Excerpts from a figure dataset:
○ ○ ○

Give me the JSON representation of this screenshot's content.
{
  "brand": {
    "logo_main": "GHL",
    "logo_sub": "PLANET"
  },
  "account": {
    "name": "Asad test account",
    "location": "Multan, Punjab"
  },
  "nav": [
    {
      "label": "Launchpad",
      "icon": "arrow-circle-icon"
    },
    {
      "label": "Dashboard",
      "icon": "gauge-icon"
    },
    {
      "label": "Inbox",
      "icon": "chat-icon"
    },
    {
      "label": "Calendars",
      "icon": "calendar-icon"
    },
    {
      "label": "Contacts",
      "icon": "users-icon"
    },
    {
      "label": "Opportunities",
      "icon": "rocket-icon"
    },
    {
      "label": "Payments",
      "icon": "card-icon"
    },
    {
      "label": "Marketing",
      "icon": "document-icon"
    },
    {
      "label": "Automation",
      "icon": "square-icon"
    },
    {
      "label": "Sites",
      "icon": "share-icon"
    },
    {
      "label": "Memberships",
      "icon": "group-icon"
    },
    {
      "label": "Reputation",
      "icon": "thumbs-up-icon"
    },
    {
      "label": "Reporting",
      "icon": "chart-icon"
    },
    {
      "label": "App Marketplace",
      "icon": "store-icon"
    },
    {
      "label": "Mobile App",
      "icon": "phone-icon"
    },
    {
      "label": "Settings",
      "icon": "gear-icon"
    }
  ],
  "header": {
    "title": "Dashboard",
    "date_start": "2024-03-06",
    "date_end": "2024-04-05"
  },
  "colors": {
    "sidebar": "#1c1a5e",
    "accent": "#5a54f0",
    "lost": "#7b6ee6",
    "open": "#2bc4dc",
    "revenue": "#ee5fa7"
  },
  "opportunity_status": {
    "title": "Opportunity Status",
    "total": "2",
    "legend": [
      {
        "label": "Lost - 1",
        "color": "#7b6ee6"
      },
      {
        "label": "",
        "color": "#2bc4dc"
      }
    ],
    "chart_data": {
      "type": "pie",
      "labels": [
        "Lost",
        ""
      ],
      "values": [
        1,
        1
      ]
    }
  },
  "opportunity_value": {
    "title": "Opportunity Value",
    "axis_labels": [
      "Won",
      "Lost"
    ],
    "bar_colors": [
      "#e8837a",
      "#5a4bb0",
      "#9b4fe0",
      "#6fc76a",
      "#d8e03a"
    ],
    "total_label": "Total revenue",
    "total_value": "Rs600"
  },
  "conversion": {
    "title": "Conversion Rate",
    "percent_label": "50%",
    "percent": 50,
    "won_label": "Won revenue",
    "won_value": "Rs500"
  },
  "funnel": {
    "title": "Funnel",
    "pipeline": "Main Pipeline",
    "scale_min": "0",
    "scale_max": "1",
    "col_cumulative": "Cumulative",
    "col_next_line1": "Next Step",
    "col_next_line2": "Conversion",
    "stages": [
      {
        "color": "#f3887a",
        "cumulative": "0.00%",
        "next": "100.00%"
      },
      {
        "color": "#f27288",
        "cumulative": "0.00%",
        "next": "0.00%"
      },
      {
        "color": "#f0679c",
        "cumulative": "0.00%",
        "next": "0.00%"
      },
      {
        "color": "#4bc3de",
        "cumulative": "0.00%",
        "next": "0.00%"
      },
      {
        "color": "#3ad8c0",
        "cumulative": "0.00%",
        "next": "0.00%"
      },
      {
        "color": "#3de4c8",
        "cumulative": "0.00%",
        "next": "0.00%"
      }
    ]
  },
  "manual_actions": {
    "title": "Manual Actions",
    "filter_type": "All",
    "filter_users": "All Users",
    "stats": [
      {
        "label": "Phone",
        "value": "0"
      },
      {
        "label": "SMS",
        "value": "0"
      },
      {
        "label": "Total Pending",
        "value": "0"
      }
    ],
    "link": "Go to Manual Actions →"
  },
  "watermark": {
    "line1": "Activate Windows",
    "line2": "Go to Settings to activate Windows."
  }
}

○ ○ ○

## What the task requires
Recopy the entries above in their entirety, exactly.

## Full solution
Give me the JSON representation of this screenshot's content.
{
  "brand": {
    "logo_main": "GHL",
    "logo_sub": "PLANET"
  },
  "account": {
    "name": "Asad test account",
    "location": "Multan, Punjab"
  },
  "nav": [
    {
      "label": "Launchpad",
      "icon": "arrow-circle-icon"
    },
    {
      "label": "Dashboard",
      "icon": "gauge-icon"
    },
    {
      "label": "Inbox",
      "icon": "chat-icon"
    },
    {
      "label": "Calendars",
      "icon": "calendar-icon"
    },
    {
      "label": "Contacts",
      "icon": "users-icon"
    },
    {
      "label": "Opportunities",
      "icon": "rocket-icon"
    },
    {
      "label": "Payments",
      "icon": "card-icon"
    },
    {
      "label": "Marketing",
      "icon": "document-icon"
    },
    {
      "label": "Automation",
      "icon": "square-icon"
    },
    {
      "label": "Sites",
      "icon": "share-icon"
    },
    {
      "label": "Memberships",
      "icon": "group-icon"
    },
    {
      "label": "Reputation",
      "icon": "thumbs-up-icon"
    },
    {
      "label": "Reporting",
      "icon": "chart-icon"
    },
    {
      "label": "App Marketplace",
      "icon": "store-icon"
    },
    {
      "label": "Mobile App",
      "icon": "phone-icon"
    },
    {
      "label": "Settings",
      "icon": "gear-icon"
    }
  ],
  "header": {
    "title": "Dashboard",
    "date_start": "2024-03-06",
    "date_end": "2024-04-05"
  },
  "colors": {
    "sidebar": "#1c1a5e",
    "accent": "#5a54f0",
    "lost": "#7b6ee6",
    "open": "#2bc4dc",
    "revenue": "#ee5fa7"
  },
  "opportunity_status": {
    "title": "Opportunity Status",
    "total": "2",
    "legend": [
      {
        "label": "Lost - 1",
        "color": "#7b6ee6"
      },
      {
        "label": "",
        "color": "#2bc4dc"
      }
    ],
    "chart_data": {
      "type": "pie",
      "labels": [
        "Lost",
        ""
      ],
      "values": [
        1,
        1
      ]
    }
  },
  "opportunity_value": {
    "title": "Opportunity Value",
    "axis_labels": [
      "Won",
      "Lost"
    ],
    "bar_colors": [
      "#e8837a",
      "#5a4bb0",
      "#9b4fe0",
      "#6fc76a",
      "#d8e03a"
    ],
    "total_label": "Total revenue",
    "total_value": "Rs600"
  },
  "conversion": {
    "title": "Conversion Rate",
    "percent_label": "50%",
    "percent": 50,
    "won_label": "Won revenue",
    "won_value": "Rs500"
  },
  "funnel": {
    "title": "Funnel",
    "pipeline": "Main Pipeline",
    "scale_min": "0",
    "scale_max": "1",
    "col_cumulative": "Cumulative",
    "col_next_line1": "Next Step",
    "col_next_line2": "Conversion",
    "stages": [
      {
        "color": "#f3887a",
        "cumulative": "0.00%",
        "next": "100.00%"
      },
      {
        "color": "#f27288",
        "cumulative": "0.00%",
        "next": "0.00%"
      },
      {
        "color": "#f0679c",
        "cumulative": "0.00%",
        "next": "0.00%"
      },
      {
        "color": "#4bc3de",
        "cumulative": "0.00%",
        "next": "0.00%"
      },
      {
        "color": "#3ad8c0",
        "cumulative": "0.00%",
        "next": "0.00%"
      },
      {
        "color": "#3de4c8",
        "cumulative": "0.00%",
        "next": "0.00%"
      }
    ]
  },
  "manual_actions": {
    "title": "Manual Actions",
    "filter_type": "All",
    "filter_users": "All Users",
    "stats": [
      {
        "label": "Phone",
        "value": "0"
      },
      {
        "label": "SMS",
        "value": "0"
      },
      {
        "label": "Total Pending",
        "value": "0"
      }
    ],
    "link": "Go to Manual Actions →"
  },
  "watermark": {
    "line1": "Activate Windows",
    "line2": "Go to Settings to activate Windows."
  }
}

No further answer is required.